* _DATA SUPPLIED_
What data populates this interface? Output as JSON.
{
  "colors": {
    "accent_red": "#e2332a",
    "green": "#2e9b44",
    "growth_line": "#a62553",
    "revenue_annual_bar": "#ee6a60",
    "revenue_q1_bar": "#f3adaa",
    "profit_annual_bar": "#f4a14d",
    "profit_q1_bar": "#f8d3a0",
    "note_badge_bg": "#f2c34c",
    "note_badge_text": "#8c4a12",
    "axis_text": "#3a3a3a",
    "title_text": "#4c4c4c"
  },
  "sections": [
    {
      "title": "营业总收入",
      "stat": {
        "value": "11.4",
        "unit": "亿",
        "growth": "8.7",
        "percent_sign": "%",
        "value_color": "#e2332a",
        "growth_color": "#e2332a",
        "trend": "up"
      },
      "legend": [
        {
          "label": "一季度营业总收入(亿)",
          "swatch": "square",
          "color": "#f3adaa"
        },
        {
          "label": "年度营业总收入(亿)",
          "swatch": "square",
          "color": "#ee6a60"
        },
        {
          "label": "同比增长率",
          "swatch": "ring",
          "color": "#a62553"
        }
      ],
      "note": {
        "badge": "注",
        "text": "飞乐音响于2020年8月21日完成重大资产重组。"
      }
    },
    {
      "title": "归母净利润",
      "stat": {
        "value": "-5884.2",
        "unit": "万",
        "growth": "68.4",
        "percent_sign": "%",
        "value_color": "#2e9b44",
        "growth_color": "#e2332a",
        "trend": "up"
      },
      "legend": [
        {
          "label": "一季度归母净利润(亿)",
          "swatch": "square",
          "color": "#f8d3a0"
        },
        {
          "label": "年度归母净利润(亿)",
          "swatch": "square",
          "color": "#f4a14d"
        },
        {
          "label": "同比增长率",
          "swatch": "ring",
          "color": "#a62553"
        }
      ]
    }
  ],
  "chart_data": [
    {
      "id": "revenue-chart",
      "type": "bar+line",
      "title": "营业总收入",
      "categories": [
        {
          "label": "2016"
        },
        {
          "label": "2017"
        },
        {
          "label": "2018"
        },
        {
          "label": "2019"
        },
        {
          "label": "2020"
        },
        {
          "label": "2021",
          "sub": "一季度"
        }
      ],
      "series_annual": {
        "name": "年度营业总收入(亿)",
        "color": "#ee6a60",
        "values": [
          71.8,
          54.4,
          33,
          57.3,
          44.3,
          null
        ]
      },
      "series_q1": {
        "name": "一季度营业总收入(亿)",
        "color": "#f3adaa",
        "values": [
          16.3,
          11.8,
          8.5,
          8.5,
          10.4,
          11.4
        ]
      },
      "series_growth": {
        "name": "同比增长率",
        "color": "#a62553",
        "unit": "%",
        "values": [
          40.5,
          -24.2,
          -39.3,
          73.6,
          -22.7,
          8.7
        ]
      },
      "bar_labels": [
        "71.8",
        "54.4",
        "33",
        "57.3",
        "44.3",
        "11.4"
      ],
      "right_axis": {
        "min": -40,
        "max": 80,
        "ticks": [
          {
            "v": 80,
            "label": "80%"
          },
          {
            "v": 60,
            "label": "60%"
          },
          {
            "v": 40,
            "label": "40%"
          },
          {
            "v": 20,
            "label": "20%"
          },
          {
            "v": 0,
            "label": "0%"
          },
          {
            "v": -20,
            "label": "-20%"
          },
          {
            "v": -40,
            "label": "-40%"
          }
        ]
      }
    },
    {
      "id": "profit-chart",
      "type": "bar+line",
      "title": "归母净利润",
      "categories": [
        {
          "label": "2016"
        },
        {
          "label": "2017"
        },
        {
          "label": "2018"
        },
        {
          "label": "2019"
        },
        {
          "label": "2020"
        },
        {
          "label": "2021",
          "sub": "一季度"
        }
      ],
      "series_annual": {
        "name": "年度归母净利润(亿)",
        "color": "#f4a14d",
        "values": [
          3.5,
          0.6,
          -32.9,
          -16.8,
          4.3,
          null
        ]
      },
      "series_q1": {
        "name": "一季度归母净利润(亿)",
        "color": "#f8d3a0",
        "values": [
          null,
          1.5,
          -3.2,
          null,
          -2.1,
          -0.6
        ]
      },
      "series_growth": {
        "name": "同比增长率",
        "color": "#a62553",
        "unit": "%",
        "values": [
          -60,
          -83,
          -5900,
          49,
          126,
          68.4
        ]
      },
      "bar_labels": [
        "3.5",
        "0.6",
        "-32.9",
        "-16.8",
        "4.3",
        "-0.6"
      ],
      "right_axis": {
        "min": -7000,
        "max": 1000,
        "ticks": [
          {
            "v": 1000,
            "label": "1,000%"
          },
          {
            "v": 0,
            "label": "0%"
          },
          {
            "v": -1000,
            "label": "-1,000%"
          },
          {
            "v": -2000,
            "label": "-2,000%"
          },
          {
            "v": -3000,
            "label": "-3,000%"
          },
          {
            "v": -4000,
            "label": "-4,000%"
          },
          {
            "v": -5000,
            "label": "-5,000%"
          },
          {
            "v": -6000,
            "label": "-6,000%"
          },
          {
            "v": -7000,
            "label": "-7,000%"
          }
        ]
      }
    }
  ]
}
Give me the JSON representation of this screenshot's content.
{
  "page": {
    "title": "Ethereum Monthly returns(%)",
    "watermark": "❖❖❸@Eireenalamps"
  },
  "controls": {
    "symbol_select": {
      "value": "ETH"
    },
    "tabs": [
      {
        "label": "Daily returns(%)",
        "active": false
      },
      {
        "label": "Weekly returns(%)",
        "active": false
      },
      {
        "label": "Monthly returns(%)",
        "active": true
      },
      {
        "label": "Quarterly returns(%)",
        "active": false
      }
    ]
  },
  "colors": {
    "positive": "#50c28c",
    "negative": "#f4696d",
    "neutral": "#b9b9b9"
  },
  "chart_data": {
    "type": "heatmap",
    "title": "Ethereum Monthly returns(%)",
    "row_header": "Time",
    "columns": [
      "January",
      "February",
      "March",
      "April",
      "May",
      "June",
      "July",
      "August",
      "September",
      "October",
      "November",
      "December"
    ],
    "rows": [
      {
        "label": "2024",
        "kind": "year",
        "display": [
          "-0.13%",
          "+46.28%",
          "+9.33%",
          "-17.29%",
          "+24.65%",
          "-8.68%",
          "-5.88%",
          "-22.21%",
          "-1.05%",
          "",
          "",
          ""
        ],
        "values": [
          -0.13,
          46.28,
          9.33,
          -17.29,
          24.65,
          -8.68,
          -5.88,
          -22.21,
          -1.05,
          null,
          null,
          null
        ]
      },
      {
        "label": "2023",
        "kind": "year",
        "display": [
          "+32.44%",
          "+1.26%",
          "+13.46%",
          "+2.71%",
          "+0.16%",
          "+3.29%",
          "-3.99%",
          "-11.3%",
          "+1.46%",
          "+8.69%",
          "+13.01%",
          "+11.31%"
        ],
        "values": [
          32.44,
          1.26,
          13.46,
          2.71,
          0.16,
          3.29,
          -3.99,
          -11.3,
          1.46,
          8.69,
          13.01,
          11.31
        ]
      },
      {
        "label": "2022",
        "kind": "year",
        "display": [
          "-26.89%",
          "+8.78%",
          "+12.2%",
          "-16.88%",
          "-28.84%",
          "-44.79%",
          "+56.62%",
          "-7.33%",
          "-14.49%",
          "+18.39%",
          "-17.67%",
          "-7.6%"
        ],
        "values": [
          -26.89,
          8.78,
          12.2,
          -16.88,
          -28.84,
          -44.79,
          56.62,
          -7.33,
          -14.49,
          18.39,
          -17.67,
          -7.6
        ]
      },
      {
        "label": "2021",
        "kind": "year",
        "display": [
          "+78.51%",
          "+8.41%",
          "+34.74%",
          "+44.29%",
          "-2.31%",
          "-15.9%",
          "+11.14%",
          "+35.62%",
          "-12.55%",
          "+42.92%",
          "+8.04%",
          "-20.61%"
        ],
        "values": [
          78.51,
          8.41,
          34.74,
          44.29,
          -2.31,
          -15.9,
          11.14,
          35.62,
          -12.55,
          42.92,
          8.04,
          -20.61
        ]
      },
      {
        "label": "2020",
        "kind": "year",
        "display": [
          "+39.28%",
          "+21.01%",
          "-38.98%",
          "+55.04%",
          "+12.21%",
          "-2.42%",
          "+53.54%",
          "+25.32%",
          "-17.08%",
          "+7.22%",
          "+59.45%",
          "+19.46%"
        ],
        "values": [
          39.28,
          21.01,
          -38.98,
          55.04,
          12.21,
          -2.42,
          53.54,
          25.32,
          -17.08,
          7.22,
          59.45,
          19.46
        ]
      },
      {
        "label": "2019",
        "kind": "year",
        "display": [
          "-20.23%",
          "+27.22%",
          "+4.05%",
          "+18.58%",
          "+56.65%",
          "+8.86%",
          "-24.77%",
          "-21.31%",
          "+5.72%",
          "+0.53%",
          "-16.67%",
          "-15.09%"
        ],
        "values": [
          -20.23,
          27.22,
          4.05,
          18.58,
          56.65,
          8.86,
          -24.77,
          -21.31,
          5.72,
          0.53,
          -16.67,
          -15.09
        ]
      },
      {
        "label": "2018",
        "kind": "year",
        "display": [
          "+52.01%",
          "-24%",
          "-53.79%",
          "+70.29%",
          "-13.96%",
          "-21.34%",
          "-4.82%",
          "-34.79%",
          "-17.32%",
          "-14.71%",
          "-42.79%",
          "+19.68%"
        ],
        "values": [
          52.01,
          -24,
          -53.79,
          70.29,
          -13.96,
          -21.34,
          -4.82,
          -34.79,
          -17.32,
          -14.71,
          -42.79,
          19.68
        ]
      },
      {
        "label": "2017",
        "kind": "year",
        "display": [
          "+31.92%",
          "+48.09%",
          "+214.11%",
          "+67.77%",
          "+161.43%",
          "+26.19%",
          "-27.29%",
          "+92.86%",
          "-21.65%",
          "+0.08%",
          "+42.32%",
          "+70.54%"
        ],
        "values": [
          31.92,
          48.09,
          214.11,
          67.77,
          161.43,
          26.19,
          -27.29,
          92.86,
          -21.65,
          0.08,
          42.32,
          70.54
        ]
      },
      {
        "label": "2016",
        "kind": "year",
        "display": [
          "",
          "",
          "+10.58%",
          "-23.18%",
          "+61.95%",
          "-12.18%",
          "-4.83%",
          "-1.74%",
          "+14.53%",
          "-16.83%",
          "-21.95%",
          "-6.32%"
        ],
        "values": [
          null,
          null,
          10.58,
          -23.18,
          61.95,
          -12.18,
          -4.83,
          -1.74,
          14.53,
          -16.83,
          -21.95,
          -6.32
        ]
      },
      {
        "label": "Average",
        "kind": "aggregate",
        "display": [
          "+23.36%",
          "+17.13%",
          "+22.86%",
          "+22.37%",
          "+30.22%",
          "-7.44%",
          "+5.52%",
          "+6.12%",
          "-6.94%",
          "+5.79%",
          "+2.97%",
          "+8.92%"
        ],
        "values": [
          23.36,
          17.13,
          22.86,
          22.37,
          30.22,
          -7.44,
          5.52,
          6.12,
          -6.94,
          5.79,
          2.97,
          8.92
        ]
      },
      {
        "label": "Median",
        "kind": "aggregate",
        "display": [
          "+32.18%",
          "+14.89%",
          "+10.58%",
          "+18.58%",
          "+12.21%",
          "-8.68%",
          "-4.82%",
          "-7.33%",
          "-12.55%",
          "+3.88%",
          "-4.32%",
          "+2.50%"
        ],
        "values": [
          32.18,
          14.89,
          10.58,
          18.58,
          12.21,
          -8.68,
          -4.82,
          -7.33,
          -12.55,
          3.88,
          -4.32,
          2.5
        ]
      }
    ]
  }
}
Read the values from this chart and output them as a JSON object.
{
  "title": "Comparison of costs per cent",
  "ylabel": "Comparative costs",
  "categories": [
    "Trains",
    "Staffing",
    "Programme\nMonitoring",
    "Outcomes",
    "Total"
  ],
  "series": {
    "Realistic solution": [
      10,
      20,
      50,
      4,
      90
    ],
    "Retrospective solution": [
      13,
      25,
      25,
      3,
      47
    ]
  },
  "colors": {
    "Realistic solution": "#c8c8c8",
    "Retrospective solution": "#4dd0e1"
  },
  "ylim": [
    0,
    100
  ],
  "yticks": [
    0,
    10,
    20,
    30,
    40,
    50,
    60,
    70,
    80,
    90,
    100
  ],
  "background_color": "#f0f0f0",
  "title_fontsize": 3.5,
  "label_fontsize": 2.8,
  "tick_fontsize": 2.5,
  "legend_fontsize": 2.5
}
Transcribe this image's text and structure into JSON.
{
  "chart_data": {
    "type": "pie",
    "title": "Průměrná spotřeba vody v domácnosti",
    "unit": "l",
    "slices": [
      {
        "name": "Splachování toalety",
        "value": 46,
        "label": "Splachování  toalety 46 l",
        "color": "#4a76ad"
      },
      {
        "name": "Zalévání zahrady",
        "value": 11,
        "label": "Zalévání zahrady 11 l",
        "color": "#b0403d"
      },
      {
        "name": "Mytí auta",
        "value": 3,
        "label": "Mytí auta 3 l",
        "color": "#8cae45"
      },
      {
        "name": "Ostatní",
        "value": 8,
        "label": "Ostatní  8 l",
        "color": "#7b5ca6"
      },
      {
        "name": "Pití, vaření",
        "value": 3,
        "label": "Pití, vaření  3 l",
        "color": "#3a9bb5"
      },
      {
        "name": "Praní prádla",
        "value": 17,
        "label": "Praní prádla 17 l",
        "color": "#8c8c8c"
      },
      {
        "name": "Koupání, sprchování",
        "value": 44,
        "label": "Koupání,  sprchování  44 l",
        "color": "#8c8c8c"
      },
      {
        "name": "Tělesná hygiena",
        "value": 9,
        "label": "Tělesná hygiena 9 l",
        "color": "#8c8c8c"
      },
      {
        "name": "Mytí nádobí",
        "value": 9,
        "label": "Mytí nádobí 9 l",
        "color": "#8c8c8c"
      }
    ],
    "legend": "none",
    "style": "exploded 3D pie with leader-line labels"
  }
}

* _WHAT THE TASK ASKS_
In the entries above, find every line holding the word "Pití" and copy it out.

* _FINISHED TASK_
        "name": "Pití, vaření",
        "label": "Pití, vaření  3 l",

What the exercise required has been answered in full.